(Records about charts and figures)
★ ★ ★ ★ ★

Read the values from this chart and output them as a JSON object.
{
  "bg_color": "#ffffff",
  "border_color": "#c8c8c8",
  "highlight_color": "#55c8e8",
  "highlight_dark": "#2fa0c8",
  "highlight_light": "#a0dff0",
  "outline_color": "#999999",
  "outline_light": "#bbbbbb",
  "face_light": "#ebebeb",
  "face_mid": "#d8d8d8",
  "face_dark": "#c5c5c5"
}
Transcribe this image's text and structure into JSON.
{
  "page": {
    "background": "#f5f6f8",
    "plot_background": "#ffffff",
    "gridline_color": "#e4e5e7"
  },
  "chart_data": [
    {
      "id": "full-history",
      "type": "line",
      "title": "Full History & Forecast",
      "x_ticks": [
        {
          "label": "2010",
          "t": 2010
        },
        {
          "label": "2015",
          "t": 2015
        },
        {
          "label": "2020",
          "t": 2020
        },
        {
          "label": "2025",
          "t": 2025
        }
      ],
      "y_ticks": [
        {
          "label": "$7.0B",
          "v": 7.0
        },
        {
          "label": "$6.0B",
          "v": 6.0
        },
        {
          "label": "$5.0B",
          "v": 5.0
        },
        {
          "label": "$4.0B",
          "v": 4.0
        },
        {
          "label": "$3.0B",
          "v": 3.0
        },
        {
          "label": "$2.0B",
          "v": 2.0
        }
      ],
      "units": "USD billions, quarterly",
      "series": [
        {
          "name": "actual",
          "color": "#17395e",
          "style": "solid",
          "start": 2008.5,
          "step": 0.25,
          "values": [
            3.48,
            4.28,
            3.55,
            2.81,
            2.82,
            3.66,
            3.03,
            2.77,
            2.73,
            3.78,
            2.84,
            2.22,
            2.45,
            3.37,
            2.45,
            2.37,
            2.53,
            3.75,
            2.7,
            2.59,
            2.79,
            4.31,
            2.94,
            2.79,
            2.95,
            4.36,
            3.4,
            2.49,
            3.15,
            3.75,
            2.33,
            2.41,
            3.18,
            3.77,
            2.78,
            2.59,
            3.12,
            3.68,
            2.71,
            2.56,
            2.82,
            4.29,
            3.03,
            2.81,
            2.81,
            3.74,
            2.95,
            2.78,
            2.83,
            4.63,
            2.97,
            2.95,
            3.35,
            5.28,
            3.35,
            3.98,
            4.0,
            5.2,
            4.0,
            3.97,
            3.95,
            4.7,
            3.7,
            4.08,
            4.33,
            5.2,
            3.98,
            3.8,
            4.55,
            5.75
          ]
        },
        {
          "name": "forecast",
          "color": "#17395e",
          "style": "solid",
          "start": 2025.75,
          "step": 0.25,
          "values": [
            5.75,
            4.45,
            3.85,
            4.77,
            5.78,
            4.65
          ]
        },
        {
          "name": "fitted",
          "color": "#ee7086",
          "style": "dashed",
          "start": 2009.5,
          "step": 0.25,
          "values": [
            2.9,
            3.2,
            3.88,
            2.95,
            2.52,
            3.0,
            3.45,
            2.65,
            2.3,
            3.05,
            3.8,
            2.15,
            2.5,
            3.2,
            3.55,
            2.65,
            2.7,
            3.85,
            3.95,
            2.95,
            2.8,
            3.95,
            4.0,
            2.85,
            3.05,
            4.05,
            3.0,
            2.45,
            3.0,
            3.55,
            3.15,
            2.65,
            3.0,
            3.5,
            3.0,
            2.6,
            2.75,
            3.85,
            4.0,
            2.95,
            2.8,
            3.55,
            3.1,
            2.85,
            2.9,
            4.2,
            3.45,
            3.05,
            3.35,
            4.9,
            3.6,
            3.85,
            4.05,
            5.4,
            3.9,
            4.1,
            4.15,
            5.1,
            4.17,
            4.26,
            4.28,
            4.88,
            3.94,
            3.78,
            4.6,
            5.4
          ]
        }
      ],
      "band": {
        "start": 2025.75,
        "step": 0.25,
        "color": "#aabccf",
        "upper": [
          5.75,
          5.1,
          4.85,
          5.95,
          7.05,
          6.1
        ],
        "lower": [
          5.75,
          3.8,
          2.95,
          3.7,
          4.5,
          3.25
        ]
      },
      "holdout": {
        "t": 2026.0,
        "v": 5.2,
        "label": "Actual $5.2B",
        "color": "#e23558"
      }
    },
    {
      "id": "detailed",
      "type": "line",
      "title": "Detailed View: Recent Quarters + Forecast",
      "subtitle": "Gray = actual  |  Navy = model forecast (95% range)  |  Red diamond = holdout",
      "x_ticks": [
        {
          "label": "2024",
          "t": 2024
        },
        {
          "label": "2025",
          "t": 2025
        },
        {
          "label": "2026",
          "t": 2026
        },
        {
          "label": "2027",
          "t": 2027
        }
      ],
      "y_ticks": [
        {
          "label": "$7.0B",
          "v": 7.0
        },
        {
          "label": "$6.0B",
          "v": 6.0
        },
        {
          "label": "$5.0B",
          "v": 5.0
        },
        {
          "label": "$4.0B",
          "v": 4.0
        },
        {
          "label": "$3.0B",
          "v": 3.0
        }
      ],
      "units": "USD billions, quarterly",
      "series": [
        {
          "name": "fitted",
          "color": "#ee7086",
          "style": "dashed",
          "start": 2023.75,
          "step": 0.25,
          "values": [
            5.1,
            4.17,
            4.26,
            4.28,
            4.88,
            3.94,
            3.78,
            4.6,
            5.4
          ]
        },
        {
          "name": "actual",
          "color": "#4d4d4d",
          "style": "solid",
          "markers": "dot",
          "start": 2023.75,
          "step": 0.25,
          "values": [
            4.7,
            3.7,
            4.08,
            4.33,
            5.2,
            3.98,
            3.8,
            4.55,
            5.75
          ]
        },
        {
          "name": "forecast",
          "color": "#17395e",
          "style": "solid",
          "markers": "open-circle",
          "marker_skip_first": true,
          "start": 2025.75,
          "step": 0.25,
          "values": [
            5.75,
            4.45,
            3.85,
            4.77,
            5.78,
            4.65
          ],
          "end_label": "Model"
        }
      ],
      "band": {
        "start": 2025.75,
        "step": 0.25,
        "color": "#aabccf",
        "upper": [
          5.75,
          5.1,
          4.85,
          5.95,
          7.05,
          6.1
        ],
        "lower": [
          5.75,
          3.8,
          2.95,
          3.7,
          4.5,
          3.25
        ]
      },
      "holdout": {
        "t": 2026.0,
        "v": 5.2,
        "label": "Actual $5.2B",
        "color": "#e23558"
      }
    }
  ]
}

★ ★ ★ ★ ★

## Given task
Reproduce the records word for word.

## Task answer
Read the values from this chart and output them as a JSON object.
{
  "bg_color": "#ffffff",
  "border_color": "#c8c8c8",
  "highlight_color": "#55c8e8",
  "highlight_dark": "#2fa0c8",
  "highlight_light": "#a0dff0",
  "outline_color": "#999999",
  "outline_light": "#bbbbbb",
  "face_light": "#ebebeb",
  "face_mid": "#d8d8d8",
  "face_dark": "#c5c5c5"
}
Transcribe this image's text and structure into JSON.
{
  "page": {
    "background": "#f5f6f8",
    "plot_background": "#ffffff",
    "gridline_color": "#e4e5e7"
  },
  "chart_data": [
    {
      "id": "full-history",
      "type": "line",
      "title": "Full History & Forecast",
      "x_ticks": [
        {
          "label": "2010",
          "t": 2010
        },
        {
          "label": "2015",
          "t": 2015
        },
        {
          "label": "2020",
          "t": 2020
        },
        {
          "label": "2025",
          "t": 2025
        }
      ],
      "y_ticks": [
        {
          "label": "$7.0B",
          "v": 7.0
        },
        {
          "label": "$6.0B",
          "v": 6.0
        },
        {
          "label": "$5.0B",
          "v": 5.0
        },
        {
          "label": "$4.0B",
          "v": 4.0
        },
        {
          "label": "$3.0B",
          "v": 3.0
        },
        {
          "label": "$2.0B",
          "v": 2.0
        }
      ],
      "units": "USD billions, quarterly",
      "series": [
        {
          "name": "actual",
          "color": "#17395e",
          "style": "solid",
          "start": 2008.5,
          "step": 0.25,
          "values": [
            3.48,
            4.28,
            3.55,
            2.81,
            2.82,
            3.66,
            3.03,
            2.77,
            2.73,
            3.78,
            2.84,
            2.22,
            2.45,
            3.37,
            2.45,
            2.37,
            2.53,
            3.75,
            2.7,
            2.59,
            2.79,
            4.31,
            2.94,
            2.79,
            2.95,
            4.36,
            3.4,
            2.49,
            3.15,
            3.75,
            2.33,
            2.41,
            3.18,
            3.77,
            2.78,
            2.59,
            3.12,
            3.68,
            2.71,
            2.56,
            2.82,
            4.29,
            3.03,
            2.81,
            2.81,
            3.74,
            2.95,
            2.78,
            2.83,
            4.63,
            2.97,
            2.95,
            3.35,
            5.28,
            3.35,
            3.98,
            4.0,
            5.2,
            4.0,
            3.97,
            3.95,
            4.7,
            3.7,
            4.08,
            4.33,
            5.2,
            3.98,
            3.8,
            4.55,
            5.75
          ]
        },
        {
          "name": "forecast",
          "color": "#17395e",
          "style": "solid",
          "start": 2025.75,
          "step": 0.25,
          "values": [
            5.75,
            4.45,
            3.85,
            4.77,
            5.78,
            4.65
          ]
        },
        {
          "name": "fitted",
          "color": "#ee7086",
          "style": "dashed",
          "start": 2009.5,
          "step": 0.25,
          "values": [
            2.9,
            3.2,
            3.88,
            2.95,
            2.52,
            3.0,
            3.45,
            2.65,
            2.3,
            3.05,
            3.8,
            2.15,
            2.5,
            3.2,
            3.55,
            2.65,
            2.7,
            3.85,
            3.95,
            2.95,
            2.8,
            3.95,
            4.0,
            2.85,
            3.05,
            4.05,
            3.0,
            2.45,
            3.0,
            3.55,
            3.15,
            2.65,
            3.0,
            3.5,
            3.0,
            2.6,
            2.75,
            3.85,
            4.0,
            2.95,
            2.8,
            3.55,
            3.1,
            2.85,
            2.9,
            4.2,
            3.45,
            3.05,
            3.35,
            4.9,
            3.6,
            3.85,
            4.05,
            5.4,
            3.9,
            4.1,
            4.15,
            5.1,
            4.17,
            4.26,
            4.28,
            4.88,
            3.94,
            3.78,
            4.6,
            5.4
          ]
        }
      ],
      "band": {
        "start": 2025.75,
        "step": 0.25,
        "color": "#aabccf",
        "upper": [
          5.75,
          5.1,
          4.85,
          5.95,
          7.05,
          6.1
        ],
        "lower": [
          5.75,
          3.8,
          2.95,
          3.7,
          4.5,
          3.25
        ]
      },
      "holdout": {
        "t": 2026.0,
        "v": 5.2,
        "label": "Actual $5.2B",
        "color": "#e23558"
      }
    },
    {
      "id": "detailed",
      "type": "line",
      "title": "Detailed View: Recent Quarters + Forecast",
      "subtitle": "Gray = actual  |  Navy = model forecast (95% range)  |  Red diamond = holdout",
      "x_ticks": [
        {
          "label": "2024",
          "t": 2024
        },
        {
          "label": "2025",
          "t": 2025
        },
        {
          "label": "2026",
          "t": 2026
        },
        {
          "label": "2027",
          "t": 2027
        }
      ],
      "y_ticks": [
        {
          "label": "$7.0B",
          "v": 7.0
        },
        {
          "label": "$6.0B",
          "v": 6.0
        },
        {
          "label": "$5.0B",
          "v": 5.0
        },
        {
          "label": "$4.0B",
          "v": 4.0
        },
        {
          "label": "$3.0B",
          "v": 3.0
        }
      ],
      "units": "USD billions, quarterly",
      "series": [
        {
          "name": "fitted",
          "color": "#ee7086",
          "style": "dashed",
          "start": 2023.75,
          "step": 0.25,
          "values": [
            5.1,
            4.17,
            4.26,
            4.28,
            4.88,
            3.94,
            3.78,
            4.6,
            5.4
          ]
        },
        {
          "name": "actual",
          "color": "#4d4d4d",
          "style": "solid",
          "markers": "dot",
          "start": 2023.75,
          "step": 0.25,
          "values": [
            4.7,
            3.7,
            4.08,
            4.33,
            5.2,
            3.98,
            3.8,
            4.55,
            5.75
          ]
        },
        {
          "name": "forecast",
          "color": "#17395e",
          "style": "solid",
          "markers": "open-circle",
          "marker_skip_first": true,
          "start": 2025.75,
          "step": 0.25,
          "values": [
            5.75,
            4.45,
            3.85,
            4.77,
            5.78,
            4.65
          ],
          "end_label": "Model"
        }
      ],
      "band": {
        "start": 2025.75,
        "step": 0.25,
        "color": "#aabccf",
        "upper": [
          5.75,
          5.1,
          4.85,
          5.95,
          7.05,
          6.1
        ],
        "lower": [
          5.75,
          3.8,
          2.95,
          3.7,
          4.5,
          3.25
        ]
      },
      "holdout": {
        "t": 2026.0,
        "v": 5.2,
        "label": "Actual $5.2B",
        "color": "#e23558"
      }
    }
  ]
}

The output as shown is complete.